WORKING DATA =>
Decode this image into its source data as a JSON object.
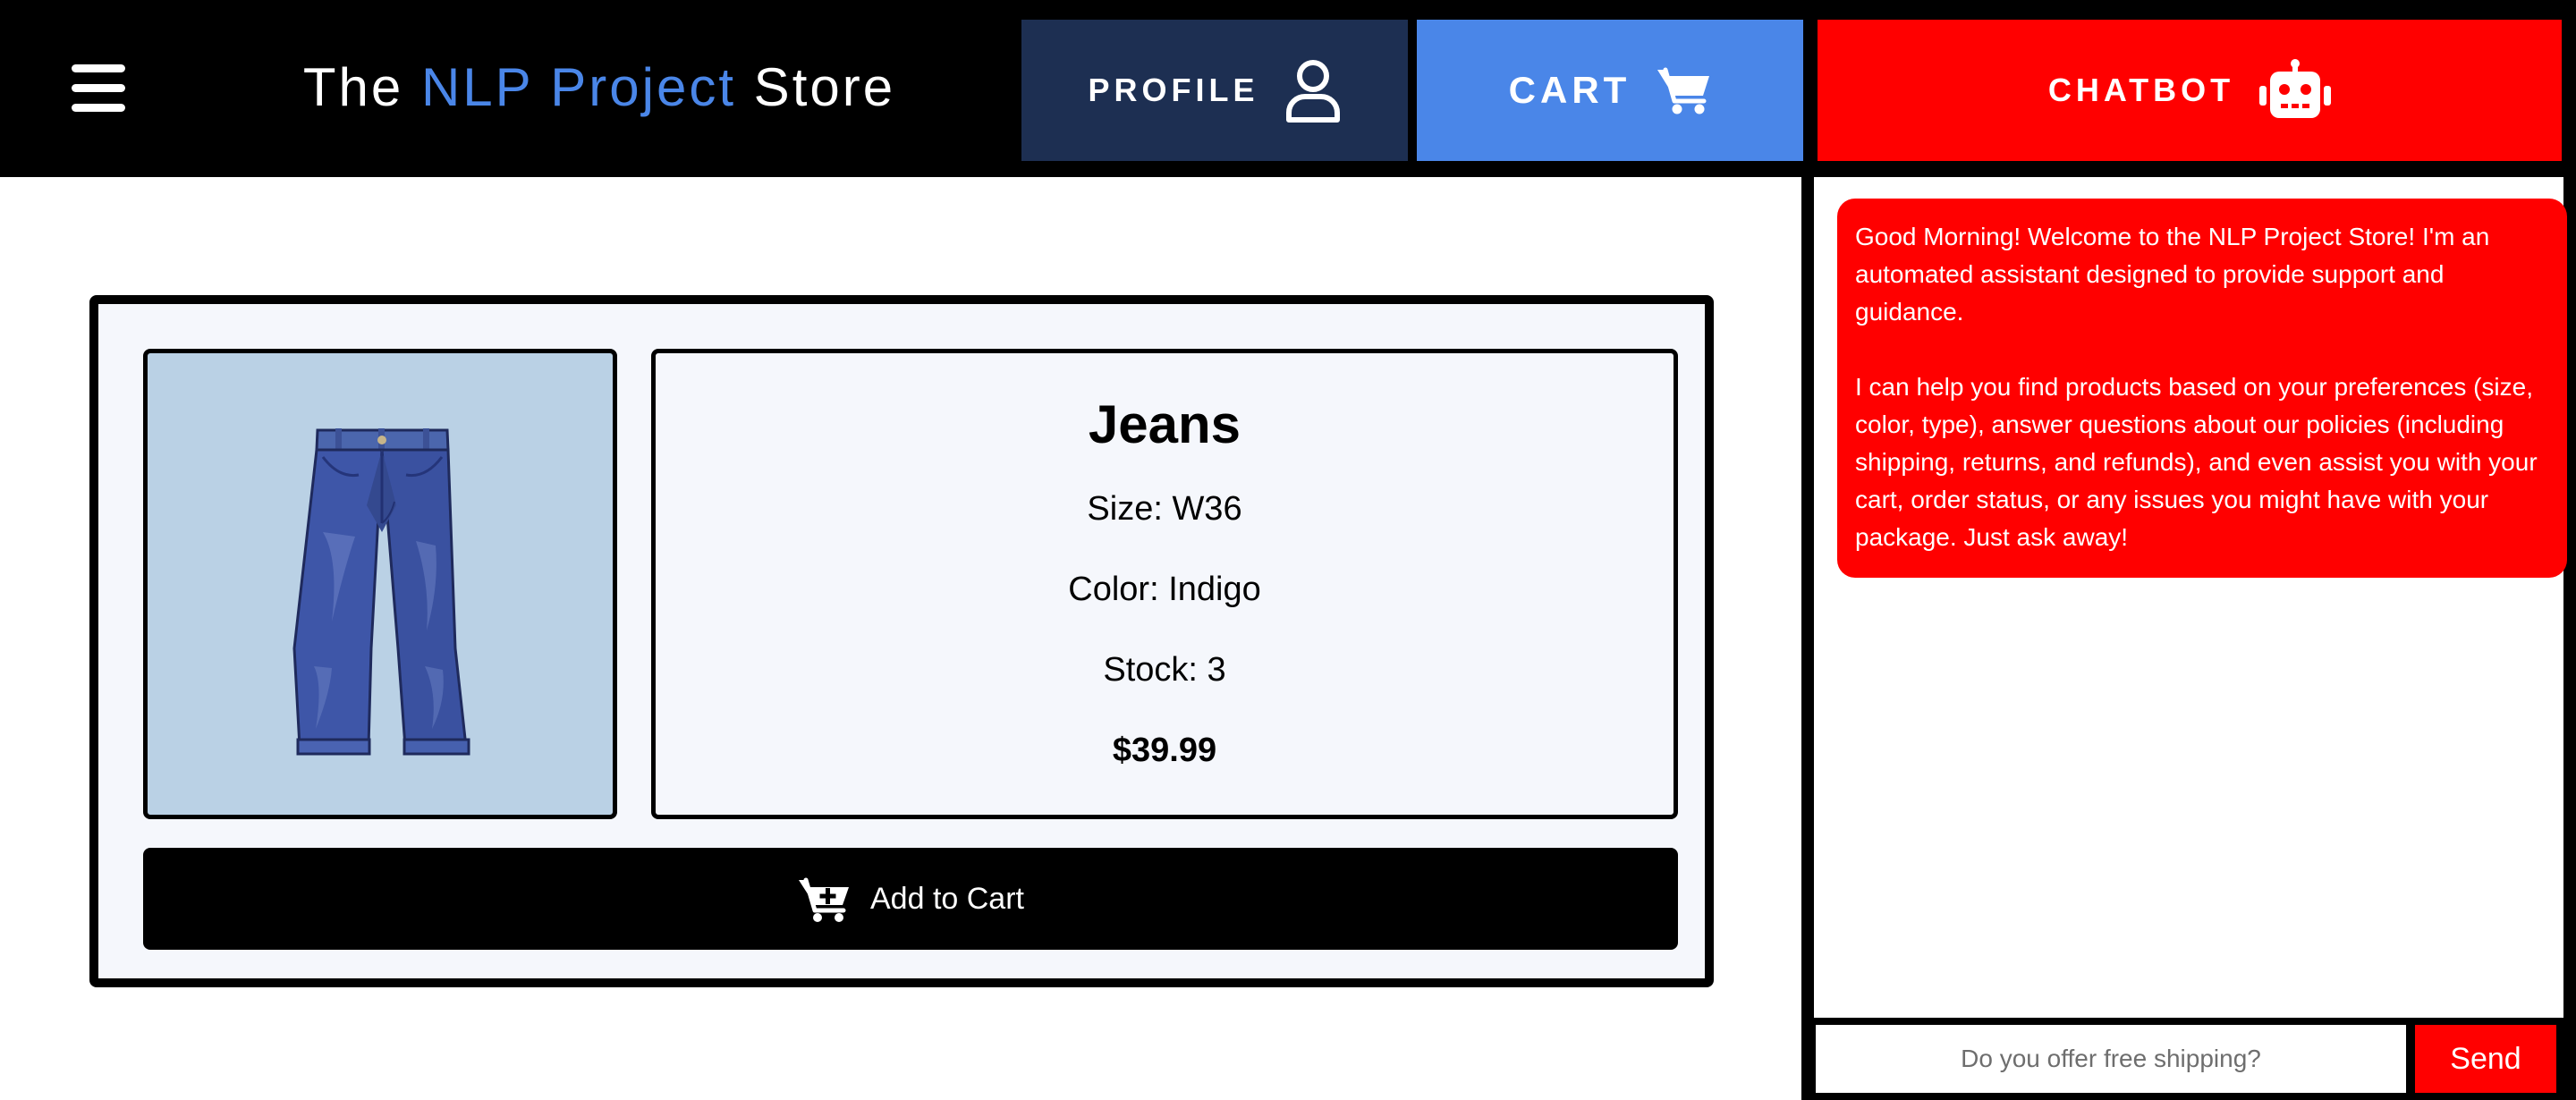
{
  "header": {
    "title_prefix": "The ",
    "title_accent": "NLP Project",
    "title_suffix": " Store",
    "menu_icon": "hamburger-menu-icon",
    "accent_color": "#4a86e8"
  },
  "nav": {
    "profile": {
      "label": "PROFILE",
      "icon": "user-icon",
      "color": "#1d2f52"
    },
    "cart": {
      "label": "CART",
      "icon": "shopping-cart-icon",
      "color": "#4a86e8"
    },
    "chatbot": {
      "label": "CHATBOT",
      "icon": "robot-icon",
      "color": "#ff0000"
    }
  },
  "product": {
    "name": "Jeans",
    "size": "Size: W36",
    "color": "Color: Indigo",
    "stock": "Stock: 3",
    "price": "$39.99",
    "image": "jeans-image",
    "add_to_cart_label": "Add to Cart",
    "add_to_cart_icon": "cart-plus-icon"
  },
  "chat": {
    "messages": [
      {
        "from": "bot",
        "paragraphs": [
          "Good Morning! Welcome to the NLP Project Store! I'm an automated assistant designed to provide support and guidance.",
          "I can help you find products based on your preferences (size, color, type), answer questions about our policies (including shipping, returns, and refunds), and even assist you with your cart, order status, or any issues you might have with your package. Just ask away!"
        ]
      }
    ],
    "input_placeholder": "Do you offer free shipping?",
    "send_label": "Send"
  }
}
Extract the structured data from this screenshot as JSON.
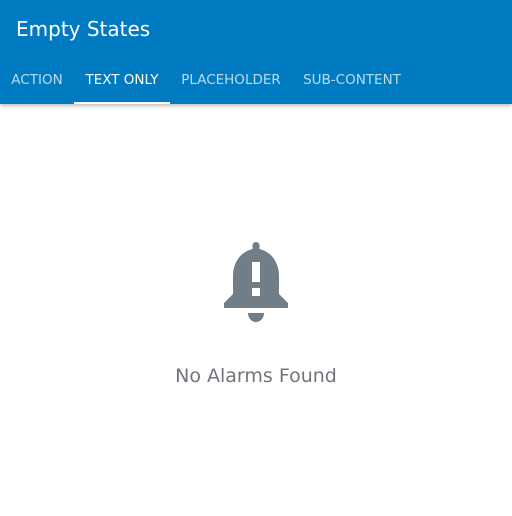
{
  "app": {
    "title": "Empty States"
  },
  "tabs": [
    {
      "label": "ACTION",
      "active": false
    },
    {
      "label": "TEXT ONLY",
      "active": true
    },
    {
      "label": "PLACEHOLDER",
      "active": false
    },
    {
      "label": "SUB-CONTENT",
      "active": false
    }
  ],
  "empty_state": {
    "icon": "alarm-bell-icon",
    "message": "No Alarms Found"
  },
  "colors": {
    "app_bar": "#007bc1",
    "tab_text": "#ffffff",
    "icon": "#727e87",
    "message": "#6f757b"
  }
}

TO BE DONE =>
Leave the pictures out and print the records above exactly as they stand.

SOLUTION TO THE PROBLEM =>
Decode this image into its source data as a JSON object.
{
  "header": {
    "title_prefix": "The ",
    "title_accent": "NLP Project",
    "title_suffix": " Store",
    "menu_icon": "hamburger-menu-icon",
    "accent_color": "#4a86e8"
  },
  "nav": {
    "profile": {
      "label": "PROFILE",
      "icon": "user-icon",
      "color": "#1d2f52"
    },
    "cart": {
      "label": "CART",
      "icon": "shopping-cart-icon",
      "color": "#4a86e8"
    },
    "chatbot": {
      "label": "CHATBOT",
      "icon": "robot-icon",
      "color": "#ff0000"
    }
  },
  "product": {
    "name": "Jeans",
    "size": "Size: W36",
    "color": "Color: Indigo",
    "stock": "Stock: 3",
    "price": "$39.99",
    "image": "jeans-image",
    "add_to_cart_label": "Add to Cart",
    "add_to_cart_icon": "cart-plus-icon"
  },
  "chat": {
    "messages": [
      {
        "from": "bot",
        "paragraphs": [
          "Good Morning! Welcome to the NLP Project Store! I'm an automated assistant designed to provide support and guidance.",
          "I can help you find products based on your preferences (size, color, type), answer questions about our policies (including shipping, returns, and refunds), and even assist you with your cart, order status, or any issues you might have with your package. Just ask away!"
        ]
      }
    ],
    "input_placeholder": "Do you offer free shipping?",
    "send_label": "Send"
  }
}
Extract the structured data from this screenshot as JSON.
{
  "app": {
    "title": "Empty States"
  },
  "tabs": [
    {
      "label": "ACTION",
      "active": false
    },
    {
      "label": "TEXT ONLY",
      "active": true
    },
    {
      "label": "PLACEHOLDER",
      "active": false
    },
    {
      "label": "SUB-CONTENT",
      "active": false
    }
  ],
  "empty_state": {
    "icon": "alarm-bell-icon",
    "message": "No Alarms Found"
  },
  "colors": {
    "app_bar": "#007bc1",
    "tab_text": "#ffffff",
    "icon": "#727e87",
    "message": "#6f757b"
  }
}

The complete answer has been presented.